* Exercise aim:
Repeat the listing in full, word for word.

* Stored rows:
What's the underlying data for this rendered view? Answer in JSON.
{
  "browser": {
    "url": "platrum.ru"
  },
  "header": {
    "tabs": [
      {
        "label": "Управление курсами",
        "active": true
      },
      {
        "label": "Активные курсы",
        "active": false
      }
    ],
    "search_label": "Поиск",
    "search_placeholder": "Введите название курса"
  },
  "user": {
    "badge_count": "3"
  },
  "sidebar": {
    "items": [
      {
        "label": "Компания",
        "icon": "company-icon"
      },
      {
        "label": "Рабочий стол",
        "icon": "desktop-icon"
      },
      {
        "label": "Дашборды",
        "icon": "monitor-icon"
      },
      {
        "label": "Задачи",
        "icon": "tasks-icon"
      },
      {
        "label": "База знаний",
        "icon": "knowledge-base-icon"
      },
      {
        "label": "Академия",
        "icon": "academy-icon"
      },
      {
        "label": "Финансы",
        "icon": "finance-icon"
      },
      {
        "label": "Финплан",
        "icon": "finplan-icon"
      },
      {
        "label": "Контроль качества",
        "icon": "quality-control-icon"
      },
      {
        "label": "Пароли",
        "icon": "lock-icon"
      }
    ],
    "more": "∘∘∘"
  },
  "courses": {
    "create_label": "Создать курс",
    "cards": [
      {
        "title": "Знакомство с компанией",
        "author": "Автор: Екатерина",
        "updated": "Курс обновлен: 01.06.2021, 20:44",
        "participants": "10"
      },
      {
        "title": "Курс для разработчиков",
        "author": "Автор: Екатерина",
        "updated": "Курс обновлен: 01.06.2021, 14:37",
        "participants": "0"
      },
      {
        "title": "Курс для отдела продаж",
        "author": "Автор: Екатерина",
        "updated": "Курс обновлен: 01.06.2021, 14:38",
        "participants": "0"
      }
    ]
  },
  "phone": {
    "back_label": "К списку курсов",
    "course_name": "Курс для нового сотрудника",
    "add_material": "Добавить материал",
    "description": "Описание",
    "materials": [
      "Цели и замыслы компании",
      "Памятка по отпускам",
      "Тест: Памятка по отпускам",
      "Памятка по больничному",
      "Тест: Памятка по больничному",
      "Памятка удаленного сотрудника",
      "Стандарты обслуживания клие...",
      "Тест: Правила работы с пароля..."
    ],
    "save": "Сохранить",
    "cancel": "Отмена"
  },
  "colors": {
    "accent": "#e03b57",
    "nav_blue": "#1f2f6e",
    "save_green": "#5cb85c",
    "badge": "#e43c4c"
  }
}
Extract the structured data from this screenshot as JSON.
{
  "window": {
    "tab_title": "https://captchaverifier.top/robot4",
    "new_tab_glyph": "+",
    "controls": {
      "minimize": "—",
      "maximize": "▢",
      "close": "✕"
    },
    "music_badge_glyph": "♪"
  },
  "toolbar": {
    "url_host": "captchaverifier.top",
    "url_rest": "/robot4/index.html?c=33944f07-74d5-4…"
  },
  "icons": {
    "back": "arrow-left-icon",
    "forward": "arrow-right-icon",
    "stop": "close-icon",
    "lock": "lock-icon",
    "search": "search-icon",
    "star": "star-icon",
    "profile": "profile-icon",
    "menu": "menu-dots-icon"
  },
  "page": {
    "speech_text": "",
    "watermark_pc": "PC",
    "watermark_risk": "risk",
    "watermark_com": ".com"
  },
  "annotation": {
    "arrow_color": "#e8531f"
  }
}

* Answer to this problem:
What's the underlying data for this rendered view? Answer in JSON.
{
  "browser": {
    "url": "platrum.ru"
  },
  "header": {
    "tabs": [
      {
        "label": "Управление курсами",
        "active": true
      },
      {
        "label": "Активные курсы",
        "active": false
      }
    ],
    "search_label": "Поиск",
    "search_placeholder": "Введите название курса"
  },
  "user": {
    "badge_count": "3"
  },
  "sidebar": {
    "items": [
      {
        "label": "Компания",
        "icon": "company-icon"
      },
      {
        "label": "Рабочий стол",
        "icon": "desktop-icon"
      },
      {
        "label": "Дашборды",
        "icon": "monitor-icon"
      },
      {
        "label": "Задачи",
        "icon": "tasks-icon"
      },
      {
        "label": "База знаний",
        "icon": "knowledge-base-icon"
      },
      {
        "label": "Академия",
        "icon": "academy-icon"
      },
      {
        "label": "Финансы",
        "icon": "finance-icon"
      },
      {
        "label": "Финплан",
        "icon": "finplan-icon"
      },
      {
        "label": "Контроль качества",
        "icon": "quality-control-icon"
      },
      {
        "label": "Пароли",
        "icon": "lock-icon"
      }
    ],
    "more": "∘∘∘"
  },
  "courses": {
    "create_label": "Создать курс",
    "cards": [
      {
        "title": "Знакомство с компанией",
        "author": "Автор: Екатерина",
        "updated": "Курс обновлен: 01.06.2021, 20:44",
        "participants": "10"
      },
      {
        "title": "Курс для разработчиков",
        "author": "Автор: Екатерина",
        "updated": "Курс обновлен: 01.06.2021, 14:37",
        "participants": "0"
      },
      {
        "title": "Курс для отдела продаж",
        "author": "Автор: Екатерина",
        "updated": "Курс обновлен: 01.06.2021, 14:38",
        "participants": "0"
      }
    ]
  },
  "phone": {
    "back_label": "К списку курсов",
    "course_name": "Курс для нового сотрудника",
    "add_material": "Добавить материал",
    "description": "Описание",
    "materials": [
      "Цели и замыслы компании",
      "Памятка по отпускам",
      "Тест: Памятка по отпускам",
      "Памятка по больничному",
      "Тест: Памятка по больничному",
      "Памятка удаленного сотрудника",
      "Стандарты обслуживания клие...",
      "Тест: Правила работы с пароля..."
    ],
    "save": "Сохранить",
    "cancel": "Отмена"
  },
  "colors": {
    "accent": "#e03b57",
    "nav_blue": "#1f2f6e",
    "save_green": "#5cb85c",
    "badge": "#e43c4c"
  }
}
Extract the structured data from this screenshot as JSON.
{
  "window": {
    "tab_title": "https://captchaverifier.top/robot4",
    "new_tab_glyph": "+",
    "controls": {
      "minimize": "—",
      "maximize": "▢",
      "close": "✕"
    },
    "music_badge_glyph": "♪"
  },
  "toolbar": {
    "url_host": "captchaverifier.top",
    "url_rest": "/robot4/index.html?c=33944f07-74d5-4…"
  },
  "icons": {
    "back": "arrow-left-icon",
    "forward": "arrow-right-icon",
    "stop": "close-icon",
    "lock": "lock-icon",
    "search": "search-icon",
    "star": "star-icon",
    "profile": "profile-icon",
    "menu": "menu-dots-icon"
  },
  "page": {
    "speech_text": "",
    "watermark_pc": "PC",
    "watermark_risk": "risk",
    "watermark_com": ".com"
  },
  "annotation": {
    "arrow_color": "#e8531f"
  }
}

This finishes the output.